─── Dataset excerpts

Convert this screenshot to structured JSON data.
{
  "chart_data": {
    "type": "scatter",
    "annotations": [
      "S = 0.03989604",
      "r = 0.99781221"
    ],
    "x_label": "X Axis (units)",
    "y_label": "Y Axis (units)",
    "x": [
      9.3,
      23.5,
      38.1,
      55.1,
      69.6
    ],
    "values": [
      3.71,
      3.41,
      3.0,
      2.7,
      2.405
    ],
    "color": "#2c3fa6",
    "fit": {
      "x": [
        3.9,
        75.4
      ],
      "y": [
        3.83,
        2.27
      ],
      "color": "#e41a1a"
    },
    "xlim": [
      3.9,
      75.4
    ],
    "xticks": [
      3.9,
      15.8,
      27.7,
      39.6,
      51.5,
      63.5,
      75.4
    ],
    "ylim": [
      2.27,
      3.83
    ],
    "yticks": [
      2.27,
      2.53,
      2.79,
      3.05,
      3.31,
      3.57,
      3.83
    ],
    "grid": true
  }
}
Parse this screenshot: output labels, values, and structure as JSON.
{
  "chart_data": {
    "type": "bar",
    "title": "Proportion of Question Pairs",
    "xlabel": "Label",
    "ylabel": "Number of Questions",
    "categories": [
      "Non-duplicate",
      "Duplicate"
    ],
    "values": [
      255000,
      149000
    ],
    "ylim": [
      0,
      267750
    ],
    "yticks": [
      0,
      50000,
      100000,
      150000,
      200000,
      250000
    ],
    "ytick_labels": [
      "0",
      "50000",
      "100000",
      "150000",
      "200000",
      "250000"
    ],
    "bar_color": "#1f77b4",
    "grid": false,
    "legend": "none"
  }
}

──────
─── Dataset excerpts

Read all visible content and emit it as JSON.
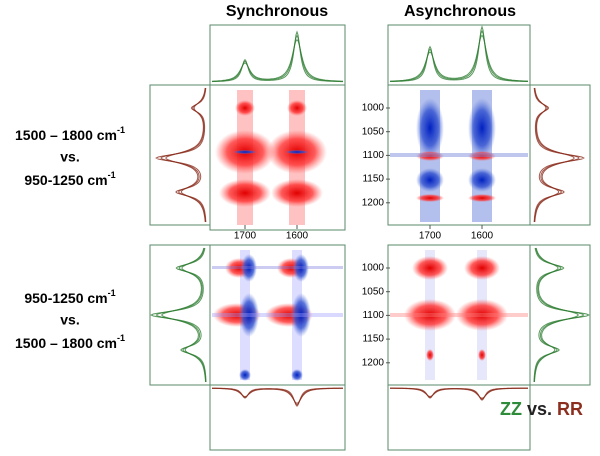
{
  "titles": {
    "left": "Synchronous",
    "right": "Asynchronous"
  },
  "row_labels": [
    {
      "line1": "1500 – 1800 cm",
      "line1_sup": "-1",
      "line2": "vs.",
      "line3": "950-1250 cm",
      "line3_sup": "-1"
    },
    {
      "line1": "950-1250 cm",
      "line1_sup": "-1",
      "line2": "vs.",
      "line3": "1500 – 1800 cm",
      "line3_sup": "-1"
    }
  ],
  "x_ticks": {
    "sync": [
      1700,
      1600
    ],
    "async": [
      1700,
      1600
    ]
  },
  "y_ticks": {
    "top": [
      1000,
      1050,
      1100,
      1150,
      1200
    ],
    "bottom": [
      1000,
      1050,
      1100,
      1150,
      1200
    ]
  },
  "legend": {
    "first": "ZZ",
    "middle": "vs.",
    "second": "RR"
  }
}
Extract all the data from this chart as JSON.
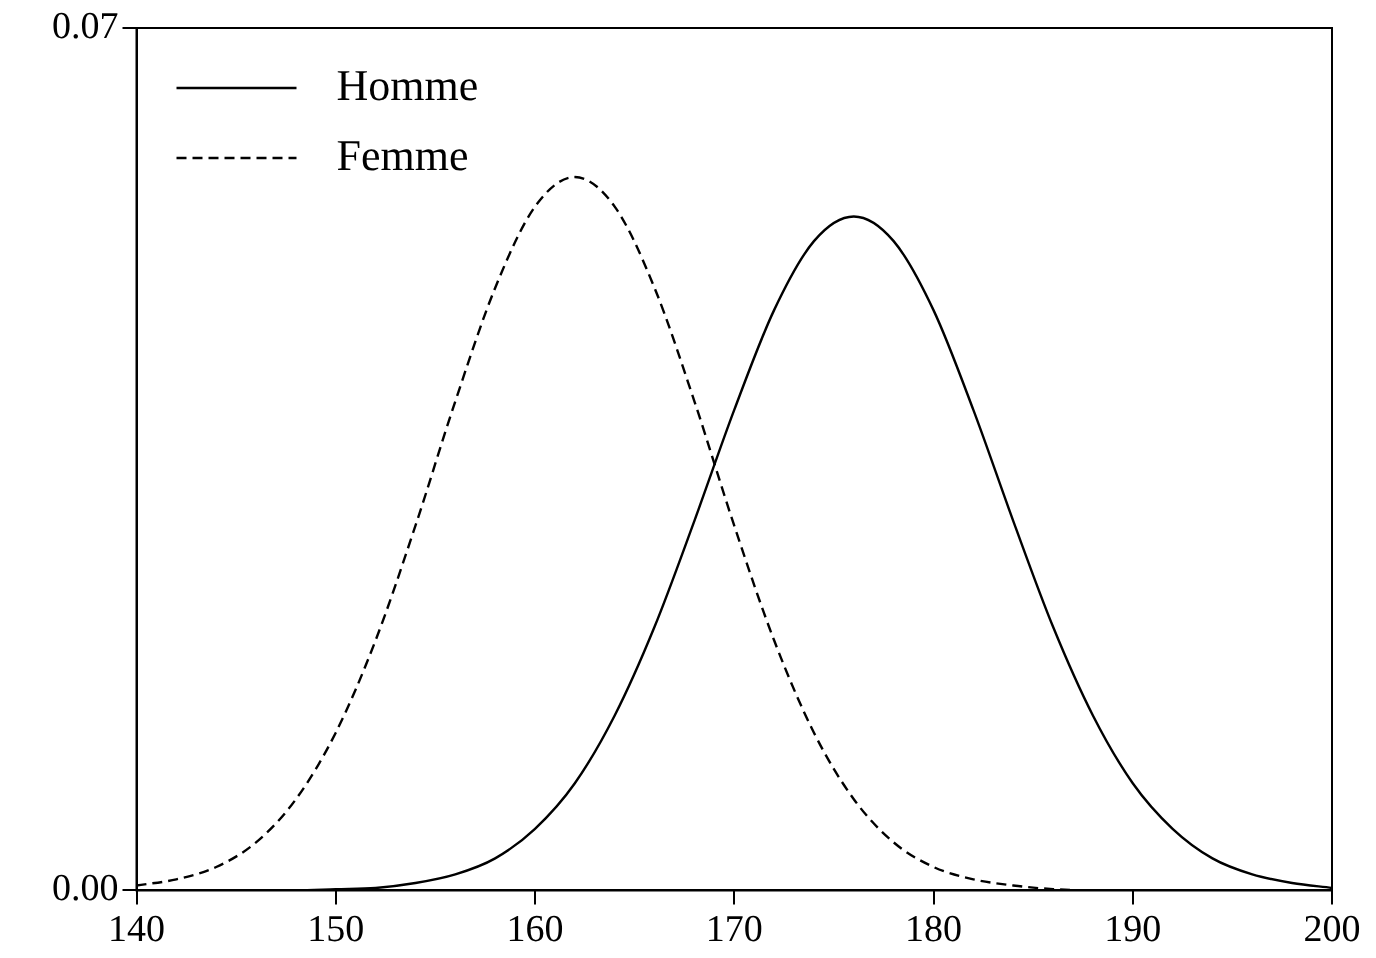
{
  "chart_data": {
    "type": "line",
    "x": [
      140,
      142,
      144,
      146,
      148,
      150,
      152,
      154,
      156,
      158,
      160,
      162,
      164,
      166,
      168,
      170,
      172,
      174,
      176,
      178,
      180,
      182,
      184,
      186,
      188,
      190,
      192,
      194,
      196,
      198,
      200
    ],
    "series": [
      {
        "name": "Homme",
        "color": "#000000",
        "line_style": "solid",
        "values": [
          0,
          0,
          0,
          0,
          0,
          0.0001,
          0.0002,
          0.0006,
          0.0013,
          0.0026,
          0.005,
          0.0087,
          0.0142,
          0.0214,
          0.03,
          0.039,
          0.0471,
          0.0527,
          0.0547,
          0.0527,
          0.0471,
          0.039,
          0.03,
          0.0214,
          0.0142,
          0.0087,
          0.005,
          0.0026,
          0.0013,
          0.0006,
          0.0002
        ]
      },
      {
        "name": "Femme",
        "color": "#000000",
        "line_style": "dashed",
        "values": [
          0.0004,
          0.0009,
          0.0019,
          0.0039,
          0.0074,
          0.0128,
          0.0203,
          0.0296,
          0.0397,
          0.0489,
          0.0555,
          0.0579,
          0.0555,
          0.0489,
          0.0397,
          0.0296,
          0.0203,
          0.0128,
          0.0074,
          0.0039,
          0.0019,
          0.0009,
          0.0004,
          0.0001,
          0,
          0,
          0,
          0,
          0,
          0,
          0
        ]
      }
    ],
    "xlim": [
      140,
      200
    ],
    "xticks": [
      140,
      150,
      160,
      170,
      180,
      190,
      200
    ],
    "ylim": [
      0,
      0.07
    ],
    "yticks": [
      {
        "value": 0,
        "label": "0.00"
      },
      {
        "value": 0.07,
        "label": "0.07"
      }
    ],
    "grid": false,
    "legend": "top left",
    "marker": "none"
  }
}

──────

#### Exercise goal:
What is the number of lines in the data holding the word "JSON"? Reply with that number only.

#### Full response:
4